→ **GIVEN INSTRUCTION**: Copy out every line of the records below verbatim, in the same order.

→ **DATASET ENTRIES**:
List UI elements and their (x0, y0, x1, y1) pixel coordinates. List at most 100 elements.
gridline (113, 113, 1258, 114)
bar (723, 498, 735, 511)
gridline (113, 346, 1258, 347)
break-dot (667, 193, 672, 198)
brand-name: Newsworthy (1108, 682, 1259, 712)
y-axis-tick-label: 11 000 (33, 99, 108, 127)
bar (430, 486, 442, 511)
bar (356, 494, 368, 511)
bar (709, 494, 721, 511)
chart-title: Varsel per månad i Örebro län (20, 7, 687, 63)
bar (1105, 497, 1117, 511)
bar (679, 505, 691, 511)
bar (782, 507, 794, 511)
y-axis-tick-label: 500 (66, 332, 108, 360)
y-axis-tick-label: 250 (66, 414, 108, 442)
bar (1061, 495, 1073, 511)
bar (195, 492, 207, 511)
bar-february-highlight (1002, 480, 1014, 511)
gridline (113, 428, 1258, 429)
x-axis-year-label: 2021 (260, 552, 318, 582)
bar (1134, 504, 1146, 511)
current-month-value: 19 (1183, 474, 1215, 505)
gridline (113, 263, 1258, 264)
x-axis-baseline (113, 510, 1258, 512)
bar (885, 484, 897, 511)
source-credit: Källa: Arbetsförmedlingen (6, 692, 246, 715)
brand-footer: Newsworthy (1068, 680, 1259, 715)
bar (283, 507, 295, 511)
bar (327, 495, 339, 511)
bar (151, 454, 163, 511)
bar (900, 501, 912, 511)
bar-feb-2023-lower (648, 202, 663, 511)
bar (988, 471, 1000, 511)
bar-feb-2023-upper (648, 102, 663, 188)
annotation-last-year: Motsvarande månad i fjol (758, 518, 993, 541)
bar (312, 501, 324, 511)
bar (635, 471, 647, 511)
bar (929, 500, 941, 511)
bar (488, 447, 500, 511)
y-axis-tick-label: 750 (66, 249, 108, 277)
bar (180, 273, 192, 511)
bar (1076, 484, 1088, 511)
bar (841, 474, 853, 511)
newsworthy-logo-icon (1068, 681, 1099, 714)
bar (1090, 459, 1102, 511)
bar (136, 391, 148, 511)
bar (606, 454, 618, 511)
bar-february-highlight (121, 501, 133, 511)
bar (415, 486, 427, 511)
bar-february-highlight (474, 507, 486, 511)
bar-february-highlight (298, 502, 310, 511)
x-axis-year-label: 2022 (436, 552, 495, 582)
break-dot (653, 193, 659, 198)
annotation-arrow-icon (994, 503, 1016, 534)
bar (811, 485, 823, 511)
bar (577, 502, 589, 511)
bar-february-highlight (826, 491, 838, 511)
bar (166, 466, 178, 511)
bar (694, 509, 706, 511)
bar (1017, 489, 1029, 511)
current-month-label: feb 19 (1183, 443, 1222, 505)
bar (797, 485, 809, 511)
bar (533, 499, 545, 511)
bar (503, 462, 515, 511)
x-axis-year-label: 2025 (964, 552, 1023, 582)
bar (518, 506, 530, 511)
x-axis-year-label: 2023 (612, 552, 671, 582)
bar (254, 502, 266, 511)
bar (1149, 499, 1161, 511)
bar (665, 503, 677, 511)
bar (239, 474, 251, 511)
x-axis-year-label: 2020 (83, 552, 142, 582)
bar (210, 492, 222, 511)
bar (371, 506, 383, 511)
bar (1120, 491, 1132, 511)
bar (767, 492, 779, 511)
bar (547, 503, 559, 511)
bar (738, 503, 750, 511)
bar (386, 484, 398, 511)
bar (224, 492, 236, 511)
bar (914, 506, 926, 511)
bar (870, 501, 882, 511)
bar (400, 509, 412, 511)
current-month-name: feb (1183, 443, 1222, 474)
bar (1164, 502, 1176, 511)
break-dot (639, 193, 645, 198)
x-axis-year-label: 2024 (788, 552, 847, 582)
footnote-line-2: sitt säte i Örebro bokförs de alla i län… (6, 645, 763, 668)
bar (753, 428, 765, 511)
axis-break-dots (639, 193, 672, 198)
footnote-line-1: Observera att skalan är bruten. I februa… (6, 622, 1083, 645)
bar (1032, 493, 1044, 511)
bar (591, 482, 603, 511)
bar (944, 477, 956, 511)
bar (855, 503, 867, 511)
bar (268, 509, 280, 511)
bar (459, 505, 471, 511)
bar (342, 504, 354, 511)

→ **RESULT OF THIS TASK**:
List UI elements and their (x0, y0, x1, y1) pixel coordinates. List at most 100 elements.
gridline (113, 113, 1258, 114)
bar (723, 498, 735, 511)
gridline (113, 346, 1258, 347)
break-dot (667, 193, 672, 198)
brand-name: Newsworthy (1108, 682, 1259, 712)
y-axis-tick-label: 11 000 (33, 99, 108, 127)
bar (430, 486, 442, 511)
bar (356, 494, 368, 511)
bar (709, 494, 721, 511)
chart-title: Varsel per månad i Örebro län (20, 7, 687, 63)
bar (1105, 497, 1117, 511)
bar (679, 505, 691, 511)
bar (782, 507, 794, 511)
y-axis-tick-label: 500 (66, 332, 108, 360)
y-axis-tick-label: 250 (66, 414, 108, 442)
bar (1061, 495, 1073, 511)
bar (195, 492, 207, 511)
bar-february-highlight (1002, 480, 1014, 511)
gridline (113, 428, 1258, 429)
x-axis-year-label: 2021 (260, 552, 318, 582)
bar (1134, 504, 1146, 511)
current-month-value: 19 (1183, 474, 1215, 505)
gridline (113, 263, 1258, 264)
x-axis-baseline (113, 510, 1258, 512)
bar (885, 484, 897, 511)
source-credit: Källa: Arbetsförmedlingen (6, 692, 246, 715)
brand-footer: Newsworthy (1068, 680, 1259, 715)
bar (283, 507, 295, 511)
bar (327, 495, 339, 511)
bar (151, 454, 163, 511)
bar (900, 501, 912, 511)
bar-feb-2023-lower (648, 202, 663, 511)
bar (988, 471, 1000, 511)
bar-feb-2023-upper (648, 102, 663, 188)
annotation-last-year: Motsvarande månad i fjol (758, 518, 993, 541)
bar (312, 501, 324, 511)
bar (635, 471, 647, 511)
bar (929, 500, 941, 511)
bar (488, 447, 500, 511)
y-axis-tick-label: 750 (66, 249, 108, 277)
bar (180, 273, 192, 511)
bar (1076, 484, 1088, 511)
bar (841, 474, 853, 511)
newsworthy-logo-icon (1068, 681, 1099, 714)
bar (1090, 459, 1102, 511)
bar (136, 391, 148, 511)
bar (606, 454, 618, 511)
bar-february-highlight (121, 501, 133, 511)
bar (415, 486, 427, 511)
bar-february-highlight (474, 507, 486, 511)
bar-february-highlight (298, 502, 310, 511)
x-axis-year-label: 2022 (436, 552, 495, 582)
break-dot (653, 193, 659, 198)
annotation-arrow-icon (994, 503, 1016, 534)
bar (811, 485, 823, 511)
bar (577, 502, 589, 511)
bar-february-highlight (826, 491, 838, 511)
bar (166, 466, 178, 511)
bar (694, 509, 706, 511)
bar (1017, 489, 1029, 511)
current-month-label: feb 19 (1183, 443, 1222, 505)
bar (797, 485, 809, 511)
bar (533, 499, 545, 511)
bar (503, 462, 515, 511)
x-axis-year-label: 2025 (964, 552, 1023, 582)
bar (518, 506, 530, 511)
x-axis-year-label: 2023 (612, 552, 671, 582)
bar (254, 502, 266, 511)
bar (1149, 499, 1161, 511)
bar (665, 503, 677, 511)
bar (239, 474, 251, 511)
x-axis-year-label: 2020 (83, 552, 142, 582)
bar (210, 492, 222, 511)
bar (371, 506, 383, 511)
bar (1120, 491, 1132, 511)
bar (767, 492, 779, 511)
bar (547, 503, 559, 511)
bar (738, 503, 750, 511)
bar (386, 484, 398, 511)
bar (224, 492, 236, 511)
bar (914, 506, 926, 511)
bar (870, 501, 882, 511)
bar (400, 509, 412, 511)
current-month-name: feb (1183, 443, 1222, 474)
bar (1164, 502, 1176, 511)
break-dot (639, 193, 645, 198)
x-axis-year-label: 2024 (788, 552, 847, 582)
footnote-line-2: sitt säte i Örebro bokförs de alla i län… (6, 645, 763, 668)
bar (753, 428, 765, 511)
axis-break-dots (639, 193, 672, 198)
footnote-line-1: Observera att skalan är bruten. I februa… (6, 622, 1083, 645)
bar (1032, 493, 1044, 511)
bar (591, 482, 603, 511)
bar (944, 477, 956, 511)
bar (855, 503, 867, 511)
bar (268, 509, 280, 511)
bar (459, 505, 471, 511)
bar (342, 504, 354, 511)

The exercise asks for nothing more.